[WHAT YOU SHOULD DO]:
What lines of the data hold the string "band"? Pull each one out.

++++ DATA TO PROCESS ++++

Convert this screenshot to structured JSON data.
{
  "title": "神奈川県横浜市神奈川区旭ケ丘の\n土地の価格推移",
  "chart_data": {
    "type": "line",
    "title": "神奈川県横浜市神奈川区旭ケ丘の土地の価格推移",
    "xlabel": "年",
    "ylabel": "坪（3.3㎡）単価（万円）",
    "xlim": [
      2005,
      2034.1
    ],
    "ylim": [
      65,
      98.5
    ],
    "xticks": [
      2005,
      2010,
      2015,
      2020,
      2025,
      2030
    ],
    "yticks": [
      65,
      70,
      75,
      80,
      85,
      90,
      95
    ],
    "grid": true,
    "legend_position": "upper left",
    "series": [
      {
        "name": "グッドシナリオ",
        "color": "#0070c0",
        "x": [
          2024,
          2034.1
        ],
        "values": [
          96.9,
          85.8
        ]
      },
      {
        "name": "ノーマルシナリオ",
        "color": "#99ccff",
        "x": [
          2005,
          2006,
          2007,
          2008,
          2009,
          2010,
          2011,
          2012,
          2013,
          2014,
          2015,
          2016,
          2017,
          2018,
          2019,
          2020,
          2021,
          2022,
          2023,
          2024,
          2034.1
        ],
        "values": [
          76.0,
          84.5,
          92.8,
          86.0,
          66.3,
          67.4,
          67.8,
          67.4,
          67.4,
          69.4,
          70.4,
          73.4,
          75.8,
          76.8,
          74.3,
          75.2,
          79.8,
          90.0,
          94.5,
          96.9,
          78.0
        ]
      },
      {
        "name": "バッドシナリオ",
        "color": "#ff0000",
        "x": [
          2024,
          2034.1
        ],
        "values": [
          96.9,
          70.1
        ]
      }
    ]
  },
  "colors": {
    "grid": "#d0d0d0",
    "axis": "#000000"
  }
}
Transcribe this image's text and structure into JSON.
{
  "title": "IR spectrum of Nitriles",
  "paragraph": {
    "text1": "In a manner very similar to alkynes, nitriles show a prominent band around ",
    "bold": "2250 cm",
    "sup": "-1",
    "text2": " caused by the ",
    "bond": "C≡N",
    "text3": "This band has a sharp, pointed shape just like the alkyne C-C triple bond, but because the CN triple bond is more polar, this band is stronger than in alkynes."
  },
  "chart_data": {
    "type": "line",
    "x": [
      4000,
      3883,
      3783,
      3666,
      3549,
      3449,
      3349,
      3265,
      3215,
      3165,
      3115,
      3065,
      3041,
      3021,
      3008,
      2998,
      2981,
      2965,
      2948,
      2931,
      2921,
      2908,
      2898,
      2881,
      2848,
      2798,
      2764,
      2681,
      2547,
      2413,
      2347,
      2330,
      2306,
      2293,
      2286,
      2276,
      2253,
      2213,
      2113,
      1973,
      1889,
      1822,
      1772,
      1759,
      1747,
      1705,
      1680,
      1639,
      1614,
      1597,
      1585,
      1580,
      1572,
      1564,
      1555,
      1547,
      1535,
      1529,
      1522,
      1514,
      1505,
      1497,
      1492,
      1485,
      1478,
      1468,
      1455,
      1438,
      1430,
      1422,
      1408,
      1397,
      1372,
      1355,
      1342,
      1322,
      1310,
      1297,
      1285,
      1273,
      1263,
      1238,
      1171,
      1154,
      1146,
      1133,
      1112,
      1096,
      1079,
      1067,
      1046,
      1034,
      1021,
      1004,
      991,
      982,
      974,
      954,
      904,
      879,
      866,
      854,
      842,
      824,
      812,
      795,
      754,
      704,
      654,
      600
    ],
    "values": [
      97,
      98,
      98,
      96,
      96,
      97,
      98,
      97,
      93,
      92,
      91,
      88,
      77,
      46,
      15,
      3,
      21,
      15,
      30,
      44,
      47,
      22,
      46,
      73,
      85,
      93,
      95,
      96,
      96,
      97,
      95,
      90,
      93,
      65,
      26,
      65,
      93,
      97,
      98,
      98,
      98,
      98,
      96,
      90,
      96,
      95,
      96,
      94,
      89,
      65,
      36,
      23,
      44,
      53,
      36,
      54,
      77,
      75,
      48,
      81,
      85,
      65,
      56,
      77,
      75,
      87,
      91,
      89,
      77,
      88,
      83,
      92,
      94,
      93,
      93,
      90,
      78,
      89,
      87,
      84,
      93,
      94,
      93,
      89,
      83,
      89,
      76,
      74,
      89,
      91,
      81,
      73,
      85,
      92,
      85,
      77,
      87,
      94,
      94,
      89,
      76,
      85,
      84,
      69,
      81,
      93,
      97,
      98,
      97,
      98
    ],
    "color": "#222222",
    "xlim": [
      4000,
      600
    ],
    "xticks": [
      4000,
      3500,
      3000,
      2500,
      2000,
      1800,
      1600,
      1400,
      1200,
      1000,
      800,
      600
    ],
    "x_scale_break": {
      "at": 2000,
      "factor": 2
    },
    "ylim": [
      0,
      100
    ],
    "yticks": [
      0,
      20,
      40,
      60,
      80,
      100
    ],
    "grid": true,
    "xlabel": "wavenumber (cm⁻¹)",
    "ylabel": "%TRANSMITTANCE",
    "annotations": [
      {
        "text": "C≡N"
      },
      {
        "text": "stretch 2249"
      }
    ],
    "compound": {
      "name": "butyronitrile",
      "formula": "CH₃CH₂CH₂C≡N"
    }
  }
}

++++

[COMPLETED TASK]:
    "text1": "In a manner very similar to alkynes, nitriles show a prominent band around ",
    "text3": "This band has a sharp, pointed shape just like the alkyne C-C triple bond, but because the CN triple bond is more polar, this band is stronger than in alkynes."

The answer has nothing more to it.